[start of Page excerpt]

Sunday, January 31, 2010

At sea

This cruising thing is new to me. Pretty cool, to be sure, but a bit out of my league. The food has been very good, as have been the amenities. Staff has been very friendly with smiles all around. A thought I had earlier this week was that Norwegian Cruise Lines really knows how to throw a week-long party. 24/7 fun, that’s for sure.


Perhaps a bit too much for us introverts, though. Still, all are encouraged to do what they need to do. Stay in where it’s quiet? Room service no charge. Gambling? All day and all night when out in the Gulf. Reading library? Check. Internet time? Check. Television in your stateroom? Check. Entertaining evening show? Check. (For us, a Cirque de Soleil act one night and a Second City troupe for two. Other shows, too, but we passed in favor of quiet time.)


I’ve spent time nightly standing at the prow of the Norwegian Spirit in the dark looking out over the sea passing all around us. Wind up there has been strong, and meditative. A line from Cooleridge’s Ancient Mariner would be appropriate, I suppose. Of course, with him, it was the calm that made life so tough. ‘Tough’ is not an adjective I would use for a Western Caribbean cruise.


I’ve spent more time on the balcony of our stateroom, up here on the highest lodging deck of the ship, deck 11. Our first morning out from New Orleans was just beautiful with bright sun streaming in our port side room. For Ohioans trying to escape winter, it was absolutely perfect. Cindy even interrupted her early morning sleep to come join me on our balcony for a few minutes. She closed her eyes and let the sun penetrate her skin. Her red glow is an image first etched in my memory years ago on our first spring break trip to Florida. The girl seems to blossom under the warm sub-tropical sun.


This is our last day on the cruise. I thought I would blog more often, but the truth of the matter is I rather enjoyed being on vacation. NCL touts ‘Freestyle Cruising’ -- doing/eating what you want when you want -- and that’s pretty much how we’ve handled things. It’s been a nice break from schedules back home.


This morning, as we head north back toward New Orleans, we are experiencing our first ‘rainy day.’ The ambient temperature is comfortable (70s) but humid (90%). We’ve passed trough a few rain squalls so far by 9 am. I walked 30 minutes of rounds of the Promenade Deck this morning for a bit of exercise. I worked up a bit of a sweat, but the air conditioning here in the stateroom now is quite comfortable. Vacation, indeed. And a hot breakfast here in a few minutes, too. Life could be tougher, you know? ;-)


[Written: Saturday, 30 January. Posted: Sunday, 31 January]


Today’s elder idea: Water, water everywhere / But not a drop to drink / Water, water everywhere / And all the boards did shrink...

Samuel Taylor Cooleridge, from The Rhyme of the Ancient Mariner

It’s the only line I can remember from Mr. Hemmert’s English class -- and not at all true on the Spirit.

Thursday, January 21, 2010

Points South

From the look of the graphic accompanying this blog, you could rightfully assume Cindy Lou and I are off on a cruise. Indeed we are! It will be our first.

[end of Page excerpt]

* Problem set:
**A.** In the cruise blog post, why did the writer end up blogging less often than expected? Answer in one to three sentences.
**B.** Write the next part of the cruise blog, picking up after "It will be our first."
The lines after this are not needed for anything here.

[start of Information supplied]

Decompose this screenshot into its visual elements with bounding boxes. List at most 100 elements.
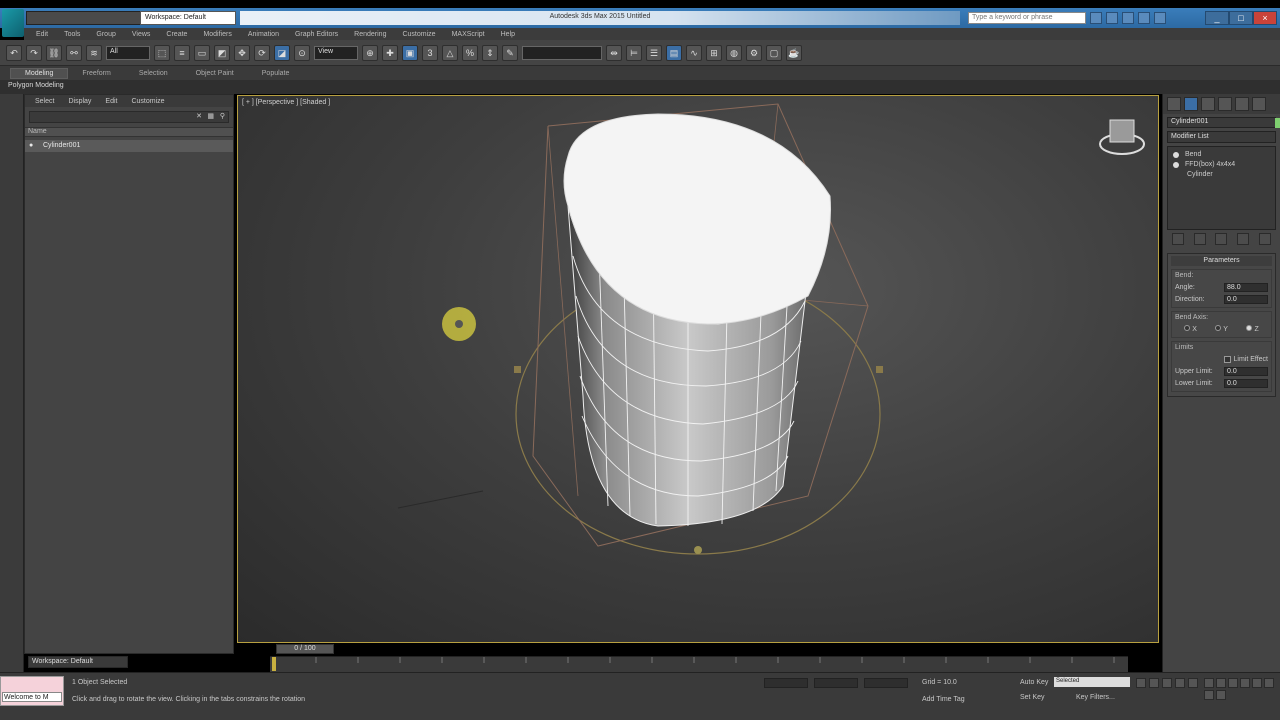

[end of Information supplied]

* Answers to the tasks:
**A.** The writer had planned to blog more, but admits to having rather enjoyed being on vacation.

**B.**
Actually, our first cruise was supposed to be the first fall Cindy Lou was out of the classroom. I thought it would be a spectacular way to celebrate her successful run as a classroom teacher. Unfortunately, fall 2005 was also the season of Hurricane Katrina. As with this trip, we had hoped to hop across the Gulf of Mexico for a restful and fun week. Our Carnival ship was to depart Mobile. After Katrina hit the Gulf coast and it was apparent how much death and destruction she wrought, we tried to cancel our trip. Carnival said no. We were really distressed, thinking how hard it would be to drive through the hammered South just to get on a boat for fun. Within a couple days of our departure, however, Carnival contacted us with the cancellation notice. It seems that our boat was to be used for emergency housing in the short term. Good for Carnival.


This time, however, we picked a travel time that was outside the hurricane season. And to make it even sweeter, this time we depart from the Port of New Orleans, our adopted ‘favorite big city in the US.‘ This time, too, we’re on Norwegian Cruise Line, a company that promotes ‘freestyle cruising‘ that lets you eat whenever you want. No formal dress. Phew. I don’t know about you, but I hate to think about taking a tuxedo on vacation.


And to make our embarkation day even better, the New Orleans Saints host the Minnesota Farves at home on that very day for the NFL divisional championship. We should be able to watch the game on TV as the boat leaves port for our journey across the Gulf. Go Saints!


As you might imagine, there is still much to do today. I’ve got the newspaper stopped, but need to get word to the post office yet. And, no, I haven’t packed yet, but I do have an impressive pile of stuff gathered from around the house that needs to find a spot in the car. So we’re doing okay.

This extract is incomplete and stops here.